• [Challenge]: Count only the lines of the records that hold "дома", then give the number without any other words.

Extracted data entries:
— BEGIN —

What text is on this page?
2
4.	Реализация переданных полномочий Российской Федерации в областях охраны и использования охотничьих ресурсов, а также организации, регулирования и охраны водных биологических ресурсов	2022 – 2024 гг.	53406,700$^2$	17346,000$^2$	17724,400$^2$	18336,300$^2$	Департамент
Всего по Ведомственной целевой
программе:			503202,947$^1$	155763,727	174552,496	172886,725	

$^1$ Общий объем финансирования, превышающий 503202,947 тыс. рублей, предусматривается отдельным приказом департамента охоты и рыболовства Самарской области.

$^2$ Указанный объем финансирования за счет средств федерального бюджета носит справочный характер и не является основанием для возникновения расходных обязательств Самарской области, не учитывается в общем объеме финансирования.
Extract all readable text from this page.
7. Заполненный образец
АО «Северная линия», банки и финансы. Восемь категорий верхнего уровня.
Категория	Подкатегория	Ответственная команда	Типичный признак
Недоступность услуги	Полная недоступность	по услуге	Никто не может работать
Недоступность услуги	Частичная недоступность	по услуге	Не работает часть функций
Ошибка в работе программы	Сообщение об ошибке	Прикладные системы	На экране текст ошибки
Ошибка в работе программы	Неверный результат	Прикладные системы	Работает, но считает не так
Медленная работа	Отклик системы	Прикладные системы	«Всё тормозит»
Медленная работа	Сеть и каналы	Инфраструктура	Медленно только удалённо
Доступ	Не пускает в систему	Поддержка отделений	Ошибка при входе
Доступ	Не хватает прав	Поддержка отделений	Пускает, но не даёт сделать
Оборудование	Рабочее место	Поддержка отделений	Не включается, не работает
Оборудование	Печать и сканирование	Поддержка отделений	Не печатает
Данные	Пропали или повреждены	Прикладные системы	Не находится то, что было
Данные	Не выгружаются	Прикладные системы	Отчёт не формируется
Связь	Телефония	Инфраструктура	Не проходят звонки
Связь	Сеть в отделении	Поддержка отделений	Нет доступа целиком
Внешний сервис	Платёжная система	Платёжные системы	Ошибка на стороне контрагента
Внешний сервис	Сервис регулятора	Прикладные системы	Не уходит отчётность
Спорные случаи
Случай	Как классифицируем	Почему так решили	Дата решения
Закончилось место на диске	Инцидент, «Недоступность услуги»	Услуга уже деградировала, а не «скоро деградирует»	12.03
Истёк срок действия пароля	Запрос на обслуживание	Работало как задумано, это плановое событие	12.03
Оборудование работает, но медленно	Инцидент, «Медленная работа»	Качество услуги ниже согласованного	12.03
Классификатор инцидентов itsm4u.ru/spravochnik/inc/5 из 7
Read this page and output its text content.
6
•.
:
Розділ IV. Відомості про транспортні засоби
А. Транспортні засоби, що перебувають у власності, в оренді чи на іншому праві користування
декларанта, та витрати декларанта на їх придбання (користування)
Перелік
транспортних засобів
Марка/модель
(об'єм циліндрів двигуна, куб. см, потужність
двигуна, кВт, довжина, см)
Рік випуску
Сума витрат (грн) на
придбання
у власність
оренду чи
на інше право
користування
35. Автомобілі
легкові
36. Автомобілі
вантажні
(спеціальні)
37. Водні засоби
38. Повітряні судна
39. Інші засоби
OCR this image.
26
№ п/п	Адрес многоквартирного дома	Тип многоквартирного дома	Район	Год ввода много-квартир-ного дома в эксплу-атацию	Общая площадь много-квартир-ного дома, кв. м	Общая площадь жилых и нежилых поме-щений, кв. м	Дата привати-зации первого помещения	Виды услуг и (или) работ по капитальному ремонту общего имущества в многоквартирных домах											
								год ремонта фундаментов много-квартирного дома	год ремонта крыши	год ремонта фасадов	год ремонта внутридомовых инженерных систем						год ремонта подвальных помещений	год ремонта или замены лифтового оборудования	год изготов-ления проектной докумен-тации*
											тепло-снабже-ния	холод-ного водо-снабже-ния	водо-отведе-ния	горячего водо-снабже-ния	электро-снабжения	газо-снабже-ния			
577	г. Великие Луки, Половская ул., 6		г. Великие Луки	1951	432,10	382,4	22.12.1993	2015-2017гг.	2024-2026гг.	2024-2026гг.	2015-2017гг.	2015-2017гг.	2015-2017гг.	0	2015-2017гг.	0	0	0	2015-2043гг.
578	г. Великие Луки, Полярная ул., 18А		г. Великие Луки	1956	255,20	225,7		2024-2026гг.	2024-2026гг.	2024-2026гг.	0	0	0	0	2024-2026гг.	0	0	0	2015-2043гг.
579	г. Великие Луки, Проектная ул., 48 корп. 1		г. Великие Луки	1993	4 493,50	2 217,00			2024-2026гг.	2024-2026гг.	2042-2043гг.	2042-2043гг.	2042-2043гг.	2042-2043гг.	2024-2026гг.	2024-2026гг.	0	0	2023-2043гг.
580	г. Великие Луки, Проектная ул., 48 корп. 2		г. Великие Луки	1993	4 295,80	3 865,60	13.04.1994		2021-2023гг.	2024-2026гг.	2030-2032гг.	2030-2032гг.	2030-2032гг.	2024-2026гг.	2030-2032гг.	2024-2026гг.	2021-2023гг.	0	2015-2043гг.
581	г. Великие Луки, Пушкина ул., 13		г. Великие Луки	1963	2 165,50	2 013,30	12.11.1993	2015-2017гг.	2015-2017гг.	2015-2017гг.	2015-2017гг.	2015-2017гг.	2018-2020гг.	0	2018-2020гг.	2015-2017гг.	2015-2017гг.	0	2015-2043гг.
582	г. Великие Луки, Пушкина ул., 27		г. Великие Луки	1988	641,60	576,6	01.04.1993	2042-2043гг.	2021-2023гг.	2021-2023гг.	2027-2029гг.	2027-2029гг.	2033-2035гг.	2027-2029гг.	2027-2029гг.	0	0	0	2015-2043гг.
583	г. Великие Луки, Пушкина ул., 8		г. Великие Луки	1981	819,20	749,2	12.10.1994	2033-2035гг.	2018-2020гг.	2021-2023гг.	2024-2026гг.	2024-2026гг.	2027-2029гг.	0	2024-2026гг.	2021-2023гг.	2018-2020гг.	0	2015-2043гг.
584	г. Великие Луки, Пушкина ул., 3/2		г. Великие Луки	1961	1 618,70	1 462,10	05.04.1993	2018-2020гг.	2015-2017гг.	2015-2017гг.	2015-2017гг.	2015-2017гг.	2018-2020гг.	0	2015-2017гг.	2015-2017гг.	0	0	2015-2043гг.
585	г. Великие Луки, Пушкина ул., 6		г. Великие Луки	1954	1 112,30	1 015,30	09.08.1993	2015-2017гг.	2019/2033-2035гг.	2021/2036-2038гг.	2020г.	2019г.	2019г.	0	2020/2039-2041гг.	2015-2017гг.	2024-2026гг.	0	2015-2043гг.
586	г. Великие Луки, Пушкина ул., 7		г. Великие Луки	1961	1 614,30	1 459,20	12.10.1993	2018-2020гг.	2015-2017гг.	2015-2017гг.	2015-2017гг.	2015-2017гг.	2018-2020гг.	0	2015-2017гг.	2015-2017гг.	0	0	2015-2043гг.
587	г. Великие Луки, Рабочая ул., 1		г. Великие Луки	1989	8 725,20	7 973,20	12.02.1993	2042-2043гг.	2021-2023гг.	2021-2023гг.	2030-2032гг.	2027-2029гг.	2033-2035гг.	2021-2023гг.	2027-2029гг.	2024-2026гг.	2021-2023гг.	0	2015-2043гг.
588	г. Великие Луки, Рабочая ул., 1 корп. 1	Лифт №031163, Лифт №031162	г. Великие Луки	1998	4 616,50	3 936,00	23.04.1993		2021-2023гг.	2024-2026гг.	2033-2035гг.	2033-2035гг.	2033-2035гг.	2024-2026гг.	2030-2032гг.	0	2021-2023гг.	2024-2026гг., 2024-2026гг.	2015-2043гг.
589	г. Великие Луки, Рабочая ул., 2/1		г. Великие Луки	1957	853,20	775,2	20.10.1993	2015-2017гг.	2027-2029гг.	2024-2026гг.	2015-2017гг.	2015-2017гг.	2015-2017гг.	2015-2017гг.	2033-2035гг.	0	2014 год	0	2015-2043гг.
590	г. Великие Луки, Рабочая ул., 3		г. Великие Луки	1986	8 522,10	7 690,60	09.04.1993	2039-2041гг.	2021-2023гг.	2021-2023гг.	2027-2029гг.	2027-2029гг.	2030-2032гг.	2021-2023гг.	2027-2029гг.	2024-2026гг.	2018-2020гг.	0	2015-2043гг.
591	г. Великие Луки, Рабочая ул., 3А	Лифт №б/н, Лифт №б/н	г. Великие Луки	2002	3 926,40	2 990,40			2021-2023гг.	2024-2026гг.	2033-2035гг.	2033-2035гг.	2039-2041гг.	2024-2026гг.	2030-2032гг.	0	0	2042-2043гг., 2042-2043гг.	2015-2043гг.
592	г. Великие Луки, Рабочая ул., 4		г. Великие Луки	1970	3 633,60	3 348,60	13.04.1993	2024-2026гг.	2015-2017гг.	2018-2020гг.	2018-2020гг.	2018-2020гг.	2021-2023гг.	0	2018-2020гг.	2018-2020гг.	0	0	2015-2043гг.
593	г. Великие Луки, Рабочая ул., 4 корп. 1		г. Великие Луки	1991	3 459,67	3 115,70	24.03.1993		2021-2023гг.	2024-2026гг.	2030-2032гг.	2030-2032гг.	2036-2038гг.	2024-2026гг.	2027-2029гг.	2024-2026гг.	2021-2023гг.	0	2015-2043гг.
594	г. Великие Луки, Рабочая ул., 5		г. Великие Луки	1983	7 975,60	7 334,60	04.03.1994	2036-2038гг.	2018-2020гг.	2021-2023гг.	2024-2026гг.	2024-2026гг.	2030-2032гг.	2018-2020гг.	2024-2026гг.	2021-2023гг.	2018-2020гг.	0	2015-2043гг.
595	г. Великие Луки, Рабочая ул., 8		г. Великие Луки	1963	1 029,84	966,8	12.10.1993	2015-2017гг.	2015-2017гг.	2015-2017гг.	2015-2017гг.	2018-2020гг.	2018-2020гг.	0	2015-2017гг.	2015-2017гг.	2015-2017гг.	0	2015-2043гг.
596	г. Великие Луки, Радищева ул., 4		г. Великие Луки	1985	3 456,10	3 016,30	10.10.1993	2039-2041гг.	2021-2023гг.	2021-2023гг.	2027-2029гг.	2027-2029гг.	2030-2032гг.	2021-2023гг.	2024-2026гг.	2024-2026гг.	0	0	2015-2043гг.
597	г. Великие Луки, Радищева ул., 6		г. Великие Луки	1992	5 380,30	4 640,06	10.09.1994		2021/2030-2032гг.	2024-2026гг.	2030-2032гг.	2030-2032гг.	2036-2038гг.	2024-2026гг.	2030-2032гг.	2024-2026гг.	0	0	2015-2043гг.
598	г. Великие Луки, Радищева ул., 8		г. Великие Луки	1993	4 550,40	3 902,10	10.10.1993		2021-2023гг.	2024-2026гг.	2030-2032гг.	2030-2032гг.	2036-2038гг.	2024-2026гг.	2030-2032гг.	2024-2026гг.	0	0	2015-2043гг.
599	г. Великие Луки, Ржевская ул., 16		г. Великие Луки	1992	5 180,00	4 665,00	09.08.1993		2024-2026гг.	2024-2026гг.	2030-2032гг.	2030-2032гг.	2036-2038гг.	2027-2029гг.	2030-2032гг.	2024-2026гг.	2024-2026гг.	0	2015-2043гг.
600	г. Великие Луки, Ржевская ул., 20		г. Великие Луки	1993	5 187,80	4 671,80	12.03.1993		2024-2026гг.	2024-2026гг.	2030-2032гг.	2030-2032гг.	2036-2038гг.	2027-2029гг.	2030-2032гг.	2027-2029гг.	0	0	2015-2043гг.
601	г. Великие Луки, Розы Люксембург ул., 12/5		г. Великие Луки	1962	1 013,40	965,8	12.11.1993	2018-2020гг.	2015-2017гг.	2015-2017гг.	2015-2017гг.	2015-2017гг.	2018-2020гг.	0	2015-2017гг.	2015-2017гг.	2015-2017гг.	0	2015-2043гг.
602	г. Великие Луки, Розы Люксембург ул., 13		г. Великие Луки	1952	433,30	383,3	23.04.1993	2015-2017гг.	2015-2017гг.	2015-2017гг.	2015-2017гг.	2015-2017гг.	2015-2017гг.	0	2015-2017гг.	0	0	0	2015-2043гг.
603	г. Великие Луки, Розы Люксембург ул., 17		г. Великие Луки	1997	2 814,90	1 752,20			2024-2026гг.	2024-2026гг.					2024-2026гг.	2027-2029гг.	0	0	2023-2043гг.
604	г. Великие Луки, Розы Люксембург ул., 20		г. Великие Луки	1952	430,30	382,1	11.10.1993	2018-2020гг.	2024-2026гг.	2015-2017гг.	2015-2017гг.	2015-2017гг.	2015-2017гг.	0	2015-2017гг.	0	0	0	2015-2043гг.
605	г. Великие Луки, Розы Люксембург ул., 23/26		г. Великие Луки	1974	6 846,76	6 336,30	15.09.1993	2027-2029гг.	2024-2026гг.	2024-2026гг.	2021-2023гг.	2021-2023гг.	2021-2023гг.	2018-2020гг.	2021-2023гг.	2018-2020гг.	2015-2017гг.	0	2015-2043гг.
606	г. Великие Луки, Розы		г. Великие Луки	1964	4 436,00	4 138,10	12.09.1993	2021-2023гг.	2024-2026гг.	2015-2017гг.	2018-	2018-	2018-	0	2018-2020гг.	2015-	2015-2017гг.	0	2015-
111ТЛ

— END —

• [Completed task]: 2